Directions:
Transcribe the entries below exactly; leave every image out.

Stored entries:
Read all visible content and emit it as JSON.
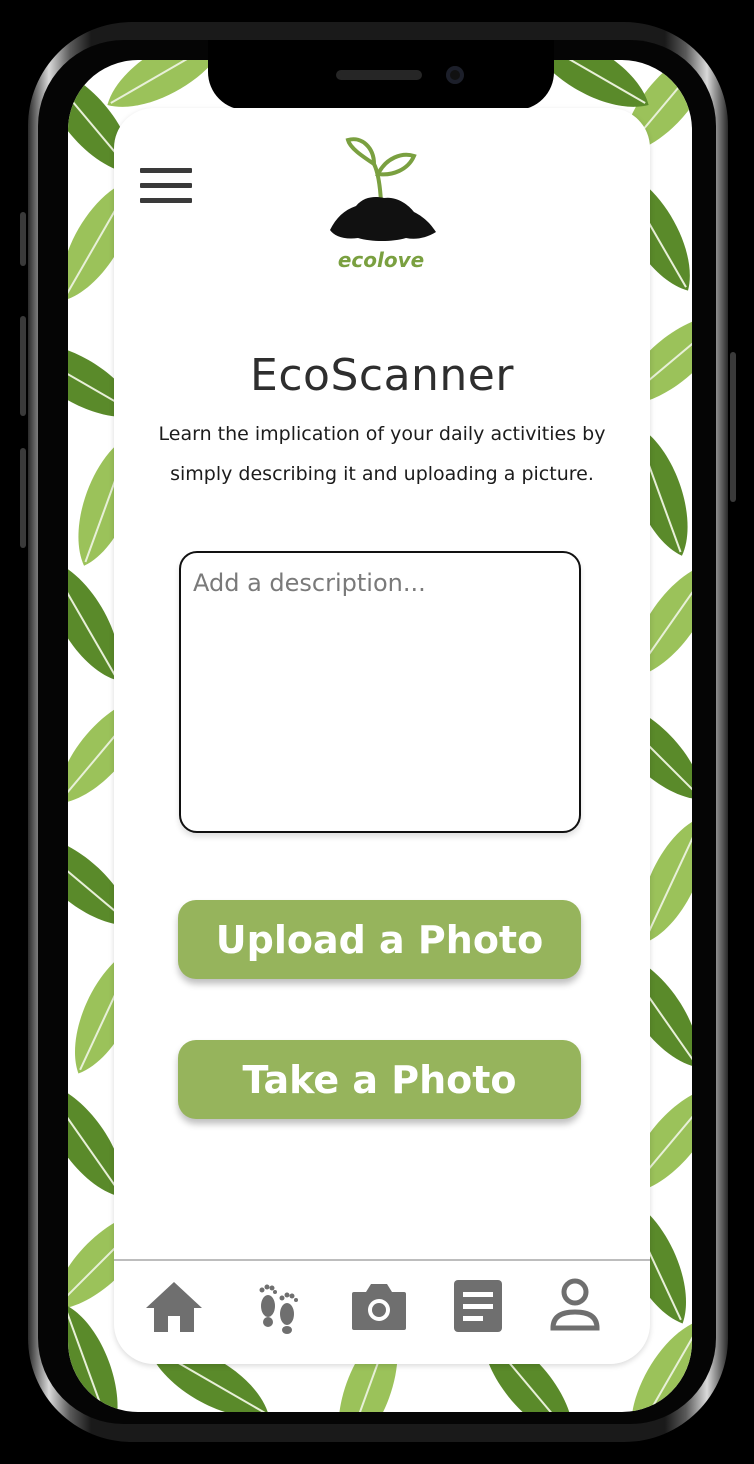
{
  "app": {
    "logo_text": "ecolove"
  },
  "header": {
    "menu_icon": "hamburger-icon"
  },
  "main": {
    "title": "EcoScanner",
    "subtitle": "Learn the implication of your daily activities by simply describing it and uploading a picture.",
    "description_placeholder": "Add a description...",
    "upload_button": "Upload a Photo",
    "take_button": "Take a Photo"
  },
  "nav": {
    "items": [
      {
        "icon": "home-icon"
      },
      {
        "icon": "footprints-icon"
      },
      {
        "icon": "camera-icon"
      },
      {
        "icon": "document-icon"
      },
      {
        "icon": "user-icon"
      }
    ]
  },
  "colors": {
    "accent": "#96b45c",
    "logo_green": "#7aa040",
    "leaf_dark": "#5a8a2a",
    "leaf_light": "#9bc25a"
  }
}
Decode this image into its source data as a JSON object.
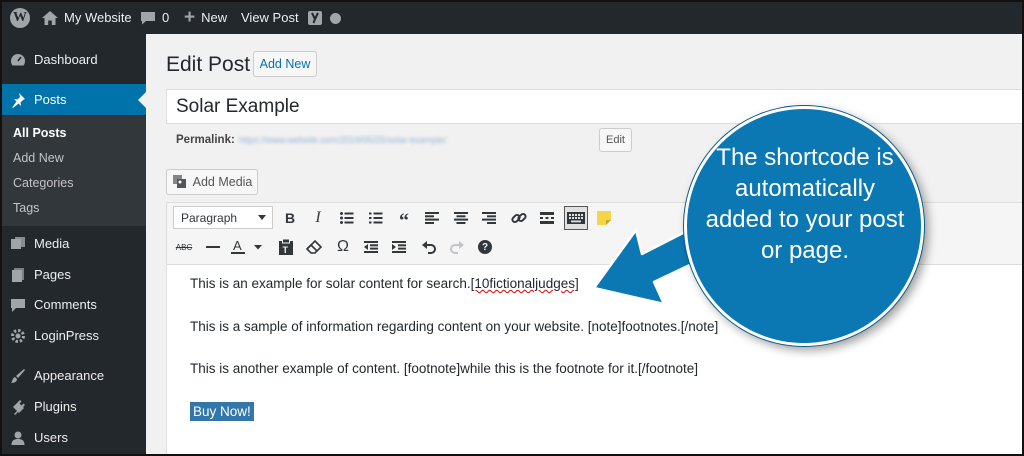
{
  "admin_bar": {
    "site_name": "My Website",
    "comments_count": "0",
    "new_label": "New",
    "view_post_label": "View Post"
  },
  "sidebar": {
    "items": [
      {
        "label": "Dashboard",
        "icon": "dashboard-icon"
      },
      {
        "label": "Posts",
        "icon": "pin-icon"
      },
      {
        "label": "Media",
        "icon": "media-icon"
      },
      {
        "label": "Pages",
        "icon": "pages-icon"
      },
      {
        "label": "Comments",
        "icon": "comment-icon"
      },
      {
        "label": "LoginPress",
        "icon": "gear-icon"
      },
      {
        "label": "Appearance",
        "icon": "brush-icon"
      },
      {
        "label": "Plugins",
        "icon": "plug-icon"
      },
      {
        "label": "Users",
        "icon": "user-icon"
      }
    ],
    "submenu": [
      "All Posts",
      "Add New",
      "Categories",
      "Tags"
    ]
  },
  "page": {
    "title": "Edit Post",
    "add_new_label": "Add New",
    "post_title": "Solar Example",
    "permalink_label": "Permalink:",
    "permalink_url": "https://www.website.com/2019/05/25/solar-example/",
    "edit_label": "Edit",
    "add_media_label": "Add Media"
  },
  "editor": {
    "format_select": "Paragraph",
    "paragraphs": {
      "p1_text": "This is an example for solar content for search.",
      "p1_shortcode": "[10fictionaljudges]",
      "p2": "This is a sample of information regarding content on your website. [note]footnotes.[/note]",
      "p3": "This is another example of content. [footnote]while this is the footnote for it.[/footnote]"
    },
    "button_text": "Buy Now!"
  },
  "callout": {
    "text": "The shortcode is automatically added to your post or page."
  },
  "colors": {
    "admin_bar": "#23282d",
    "active_menu": "#0073aa",
    "callout": "#0b78b3"
  }
}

Output:
Read all visible content and emit it as JSON.
{
  "app": {
    "logo_text": "ecolove"
  },
  "header": {
    "menu_icon": "hamburger-icon"
  },
  "main": {
    "title": "EcoScanner",
    "subtitle": "Learn the implication of your daily activities by simply describing it and uploading a picture.",
    "description_placeholder": "Add a description...",
    "upload_button": "Upload a Photo",
    "take_button": "Take a Photo"
  },
  "nav": {
    "items": [
      {
        "icon": "home-icon"
      },
      {
        "icon": "footprints-icon"
      },
      {
        "icon": "camera-icon"
      },
      {
        "icon": "document-icon"
      },
      {
        "icon": "user-icon"
      }
    ]
  },
  "colors": {
    "accent": "#96b45c",
    "logo_green": "#7aa040",
    "leaf_dark": "#5a8a2a",
    "leaf_light": "#9bc25a"
  }
}
Decode this image into its source data as a JSON object.
{
  "admin_bar": {
    "site_name": "My Website",
    "comments_count": "0",
    "new_label": "New",
    "view_post_label": "View Post"
  },
  "sidebar": {
    "items": [
      {
        "label": "Dashboard",
        "icon": "dashboard-icon"
      },
      {
        "label": "Posts",
        "icon": "pin-icon"
      },
      {
        "label": "Media",
        "icon": "media-icon"
      },
      {
        "label": "Pages",
        "icon": "pages-icon"
      },
      {
        "label": "Comments",
        "icon": "comment-icon"
      },
      {
        "label": "LoginPress",
        "icon": "gear-icon"
      },
      {
        "label": "Appearance",
        "icon": "brush-icon"
      },
      {
        "label": "Plugins",
        "icon": "plug-icon"
      },
      {
        "label": "Users",
        "icon": "user-icon"
      }
    ],
    "submenu": [
      "All Posts",
      "Add New",
      "Categories",
      "Tags"
    ]
  },
  "page": {
    "title": "Edit Post",
    "add_new_label": "Add New",
    "post_title": "Solar Example",
    "permalink_label": "Permalink:",
    "permalink_url": "https://www.website.com/2019/05/25/solar-example/",
    "edit_label": "Edit",
    "add_media_label": "Add Media"
  },
  "editor": {
    "format_select": "Paragraph",
    "paragraphs": {
      "p1_text": "This is an example for solar content for search.",
      "p1_shortcode": "[10fictionaljudges]",
      "p2": "This is a sample of information regarding content on your website. [note]footnotes.[/note]",
      "p3": "This is another example of content. [footnote]while this is the footnote for it.[/footnote]"
    },
    "button_text": "Buy Now!"
  },
  "callout": {
    "text": "The shortcode is automatically added to your post or page."
  },
  "colors": {
    "admin_bar": "#23282d",
    "active_menu": "#0073aa",
    "callout": "#0b78b3"
  }
}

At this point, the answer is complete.